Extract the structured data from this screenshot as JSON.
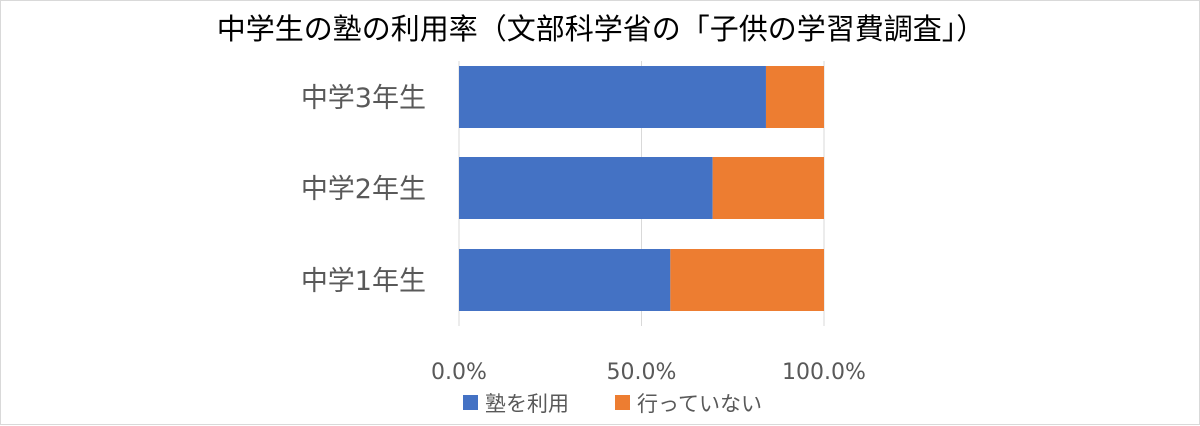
{
  "chart_data": {
    "type": "bar",
    "orientation": "horizontal",
    "stacked": true,
    "title": "中学生の塾の利用率（文部科学省の「子供の学習費調査」）",
    "categories": [
      "中学3年生",
      "中学2年生",
      "中学1年生"
    ],
    "series": [
      {
        "name": "塾を利用",
        "values": [
          84.1,
          69.5,
          57.9
        ],
        "color": "#4472c4"
      },
      {
        "name": "行っていない",
        "values": [
          15.9,
          30.5,
          42.1
        ],
        "color": "#ed7d31"
      }
    ],
    "xlim": [
      0,
      100
    ],
    "x_ticks": [
      0,
      50,
      100
    ],
    "x_tick_labels": [
      "0.0%",
      "50.0%",
      "100.0%"
    ],
    "grid": true,
    "legend_position": "bottom"
  }
}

**Required work:** Reproduce the full listing faithfully, but do not carry over any pictures.

**Response to this exercise:**
Extract the structured data from this screenshot as JSON.
{
  "chart_data": {
    "type": "bar",
    "orientation": "horizontal",
    "stacked": true,
    "title": "中学生の塾の利用率（文部科学省の「子供の学習費調査」）",
    "categories": [
      "中学3年生",
      "中学2年生",
      "中学1年生"
    ],
    "series": [
      {
        "name": "塾を利用",
        "values": [
          84.1,
          69.5,
          57.9
        ],
        "color": "#4472c4"
      },
      {
        "name": "行っていない",
        "values": [
          15.9,
          30.5,
          42.1
        ],
        "color": "#ed7d31"
      }
    ],
    "xlim": [
      0,
      100
    ],
    "x_ticks": [
      0,
      50,
      100
    ],
    "x_tick_labels": [
      "0.0%",
      "50.0%",
      "100.0%"
    ],
    "grid": true,
    "legend_position": "bottom"
  }
}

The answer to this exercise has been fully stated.